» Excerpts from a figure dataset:
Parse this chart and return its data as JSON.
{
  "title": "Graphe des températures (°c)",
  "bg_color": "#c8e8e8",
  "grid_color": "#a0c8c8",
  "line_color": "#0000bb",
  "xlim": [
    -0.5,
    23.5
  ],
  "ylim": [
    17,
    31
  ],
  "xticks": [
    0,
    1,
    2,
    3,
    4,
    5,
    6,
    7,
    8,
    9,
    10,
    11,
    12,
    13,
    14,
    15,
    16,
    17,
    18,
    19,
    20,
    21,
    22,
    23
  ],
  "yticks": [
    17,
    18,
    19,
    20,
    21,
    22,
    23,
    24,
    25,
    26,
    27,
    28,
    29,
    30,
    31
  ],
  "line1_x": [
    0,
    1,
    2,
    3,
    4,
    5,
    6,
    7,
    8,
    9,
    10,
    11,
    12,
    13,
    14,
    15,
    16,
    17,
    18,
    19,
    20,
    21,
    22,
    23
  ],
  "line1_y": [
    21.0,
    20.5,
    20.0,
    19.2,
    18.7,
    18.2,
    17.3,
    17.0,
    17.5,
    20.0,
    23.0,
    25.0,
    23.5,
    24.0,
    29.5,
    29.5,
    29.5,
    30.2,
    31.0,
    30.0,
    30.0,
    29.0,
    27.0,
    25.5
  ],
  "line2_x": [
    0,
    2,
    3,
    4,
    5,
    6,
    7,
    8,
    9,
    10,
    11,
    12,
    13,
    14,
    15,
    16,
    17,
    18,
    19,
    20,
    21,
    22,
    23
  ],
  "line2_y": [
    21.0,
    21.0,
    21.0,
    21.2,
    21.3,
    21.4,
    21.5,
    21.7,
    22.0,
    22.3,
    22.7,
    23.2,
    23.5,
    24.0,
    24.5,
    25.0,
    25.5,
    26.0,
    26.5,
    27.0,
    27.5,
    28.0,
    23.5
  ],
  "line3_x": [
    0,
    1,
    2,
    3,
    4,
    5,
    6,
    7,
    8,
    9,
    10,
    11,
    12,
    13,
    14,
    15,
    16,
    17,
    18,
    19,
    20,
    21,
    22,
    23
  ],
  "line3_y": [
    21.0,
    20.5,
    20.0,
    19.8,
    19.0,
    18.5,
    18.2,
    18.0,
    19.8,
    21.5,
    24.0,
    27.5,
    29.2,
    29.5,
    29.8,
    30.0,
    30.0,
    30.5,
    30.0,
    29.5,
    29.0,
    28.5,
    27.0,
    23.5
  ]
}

* * *

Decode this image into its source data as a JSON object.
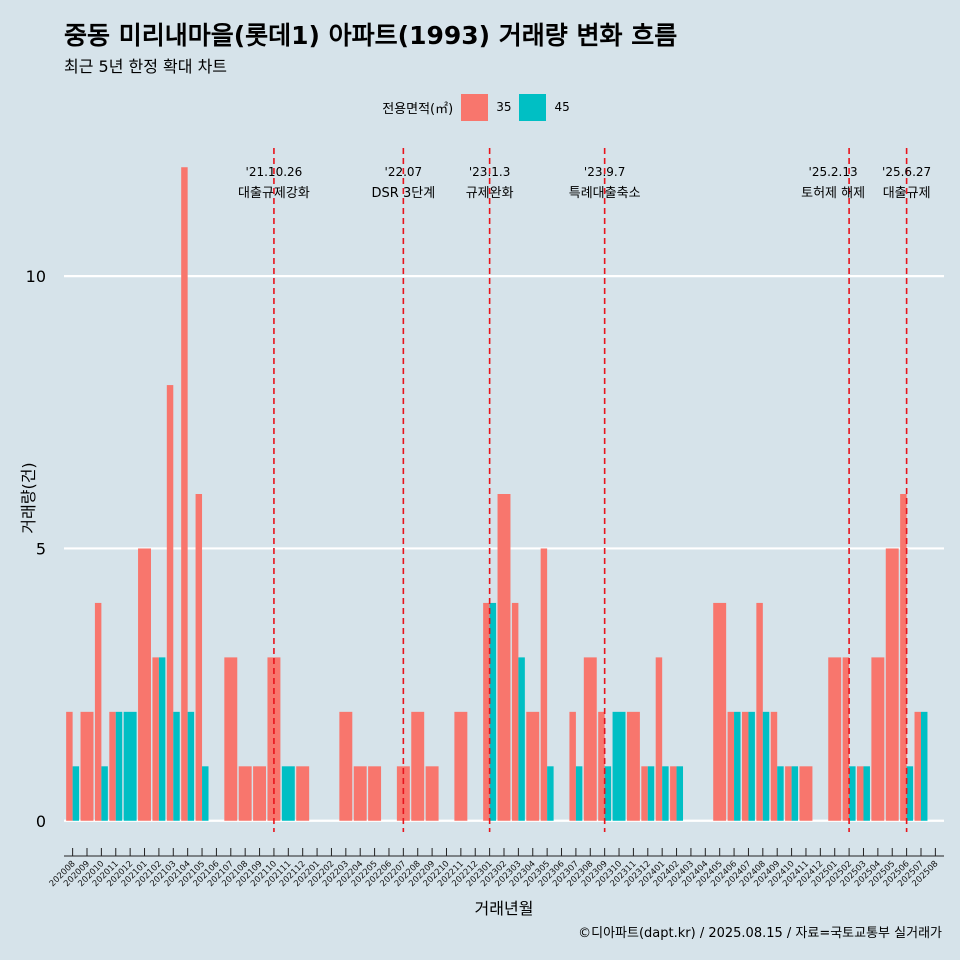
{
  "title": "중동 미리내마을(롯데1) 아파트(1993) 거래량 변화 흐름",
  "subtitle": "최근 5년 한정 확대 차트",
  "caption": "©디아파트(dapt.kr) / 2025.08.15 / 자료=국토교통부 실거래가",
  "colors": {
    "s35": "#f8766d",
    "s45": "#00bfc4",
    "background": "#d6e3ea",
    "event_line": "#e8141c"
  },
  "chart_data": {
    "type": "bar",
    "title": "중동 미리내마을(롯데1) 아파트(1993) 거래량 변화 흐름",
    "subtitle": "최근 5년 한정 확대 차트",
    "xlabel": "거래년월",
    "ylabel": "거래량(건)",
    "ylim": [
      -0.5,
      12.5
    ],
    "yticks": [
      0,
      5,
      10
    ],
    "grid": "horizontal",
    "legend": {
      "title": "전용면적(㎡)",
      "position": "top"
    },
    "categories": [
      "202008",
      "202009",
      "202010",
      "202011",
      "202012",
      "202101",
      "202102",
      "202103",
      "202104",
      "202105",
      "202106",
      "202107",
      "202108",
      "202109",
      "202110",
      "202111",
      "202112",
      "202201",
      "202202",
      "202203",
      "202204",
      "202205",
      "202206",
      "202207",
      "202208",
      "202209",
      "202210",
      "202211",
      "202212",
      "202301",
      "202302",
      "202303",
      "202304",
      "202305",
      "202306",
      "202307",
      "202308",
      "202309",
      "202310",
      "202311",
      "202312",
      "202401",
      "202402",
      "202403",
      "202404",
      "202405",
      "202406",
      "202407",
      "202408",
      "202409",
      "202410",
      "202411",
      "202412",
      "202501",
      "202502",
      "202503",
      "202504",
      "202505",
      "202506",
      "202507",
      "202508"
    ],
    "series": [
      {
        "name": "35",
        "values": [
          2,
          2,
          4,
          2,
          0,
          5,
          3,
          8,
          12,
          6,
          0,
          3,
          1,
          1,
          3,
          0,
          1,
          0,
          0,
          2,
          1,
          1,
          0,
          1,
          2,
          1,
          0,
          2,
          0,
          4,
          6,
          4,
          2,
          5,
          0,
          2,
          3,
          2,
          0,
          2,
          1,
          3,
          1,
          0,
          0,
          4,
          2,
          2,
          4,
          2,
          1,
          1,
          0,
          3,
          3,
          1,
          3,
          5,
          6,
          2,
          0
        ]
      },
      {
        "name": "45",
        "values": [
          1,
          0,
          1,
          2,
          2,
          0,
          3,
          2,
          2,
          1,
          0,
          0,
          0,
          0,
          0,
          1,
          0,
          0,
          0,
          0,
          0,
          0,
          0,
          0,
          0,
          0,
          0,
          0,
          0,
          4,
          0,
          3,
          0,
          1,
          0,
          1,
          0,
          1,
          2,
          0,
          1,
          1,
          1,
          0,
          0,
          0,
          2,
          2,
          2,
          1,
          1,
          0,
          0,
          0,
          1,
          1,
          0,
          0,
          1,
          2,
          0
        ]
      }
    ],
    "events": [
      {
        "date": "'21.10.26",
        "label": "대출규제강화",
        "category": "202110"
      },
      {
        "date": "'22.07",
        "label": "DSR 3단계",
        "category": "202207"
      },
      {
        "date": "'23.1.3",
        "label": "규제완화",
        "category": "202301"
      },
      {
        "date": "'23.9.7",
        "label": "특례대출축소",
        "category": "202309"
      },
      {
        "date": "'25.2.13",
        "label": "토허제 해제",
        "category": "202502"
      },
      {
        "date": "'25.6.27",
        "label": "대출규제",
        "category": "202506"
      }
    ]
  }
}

» STATED TASK:
Pull every line containing the word "category" out of the entries above.

» OUTPUT:
        "category": "202110"
        "category": "202207"
        "category": "202301"
        "category": "202309"
        "category": "202502"
        "category": "202506"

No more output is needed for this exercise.